▶ [Work to complete]: Look through the records below and give the number of lines holding the string "create", nothing more.

▶ [Excerpted data]:
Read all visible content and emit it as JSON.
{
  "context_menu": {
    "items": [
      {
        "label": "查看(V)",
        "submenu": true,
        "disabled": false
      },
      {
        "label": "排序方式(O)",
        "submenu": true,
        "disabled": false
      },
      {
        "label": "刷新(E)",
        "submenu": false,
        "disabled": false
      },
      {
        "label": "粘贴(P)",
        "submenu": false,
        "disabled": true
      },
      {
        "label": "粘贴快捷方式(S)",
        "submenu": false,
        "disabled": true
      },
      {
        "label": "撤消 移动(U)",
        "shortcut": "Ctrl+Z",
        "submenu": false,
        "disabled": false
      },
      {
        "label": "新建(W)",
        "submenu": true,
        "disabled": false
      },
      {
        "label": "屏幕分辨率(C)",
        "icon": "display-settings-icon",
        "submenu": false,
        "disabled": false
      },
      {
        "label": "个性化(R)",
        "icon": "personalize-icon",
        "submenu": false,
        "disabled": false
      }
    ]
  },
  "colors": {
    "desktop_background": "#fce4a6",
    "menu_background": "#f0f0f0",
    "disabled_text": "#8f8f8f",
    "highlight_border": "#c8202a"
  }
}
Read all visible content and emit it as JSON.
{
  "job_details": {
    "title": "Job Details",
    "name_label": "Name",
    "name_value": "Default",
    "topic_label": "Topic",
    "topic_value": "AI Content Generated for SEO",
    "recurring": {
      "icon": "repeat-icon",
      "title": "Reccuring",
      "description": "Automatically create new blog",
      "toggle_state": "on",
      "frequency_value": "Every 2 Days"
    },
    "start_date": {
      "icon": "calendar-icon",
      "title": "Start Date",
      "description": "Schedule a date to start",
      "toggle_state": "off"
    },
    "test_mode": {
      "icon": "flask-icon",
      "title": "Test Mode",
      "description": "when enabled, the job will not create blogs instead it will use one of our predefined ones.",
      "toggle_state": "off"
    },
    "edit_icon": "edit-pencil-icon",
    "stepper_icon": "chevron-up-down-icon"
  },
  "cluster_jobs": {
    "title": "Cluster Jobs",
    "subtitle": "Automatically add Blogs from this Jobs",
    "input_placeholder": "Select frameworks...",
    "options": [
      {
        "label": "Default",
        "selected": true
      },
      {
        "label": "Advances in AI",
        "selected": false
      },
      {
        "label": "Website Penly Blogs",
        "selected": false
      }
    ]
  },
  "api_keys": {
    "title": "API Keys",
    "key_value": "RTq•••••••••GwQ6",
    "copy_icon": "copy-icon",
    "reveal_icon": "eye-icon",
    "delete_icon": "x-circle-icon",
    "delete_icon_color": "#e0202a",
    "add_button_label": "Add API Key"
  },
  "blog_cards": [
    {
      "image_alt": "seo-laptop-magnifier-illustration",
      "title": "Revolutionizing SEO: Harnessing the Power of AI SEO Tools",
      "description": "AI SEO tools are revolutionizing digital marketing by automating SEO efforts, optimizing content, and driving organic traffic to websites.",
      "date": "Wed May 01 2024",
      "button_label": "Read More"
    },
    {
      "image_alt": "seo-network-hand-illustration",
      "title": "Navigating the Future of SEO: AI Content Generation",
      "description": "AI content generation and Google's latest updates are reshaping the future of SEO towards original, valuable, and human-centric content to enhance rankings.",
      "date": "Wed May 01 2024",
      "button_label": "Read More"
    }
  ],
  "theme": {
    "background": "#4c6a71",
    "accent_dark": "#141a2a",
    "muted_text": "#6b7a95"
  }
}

▶ [Written answer]: 2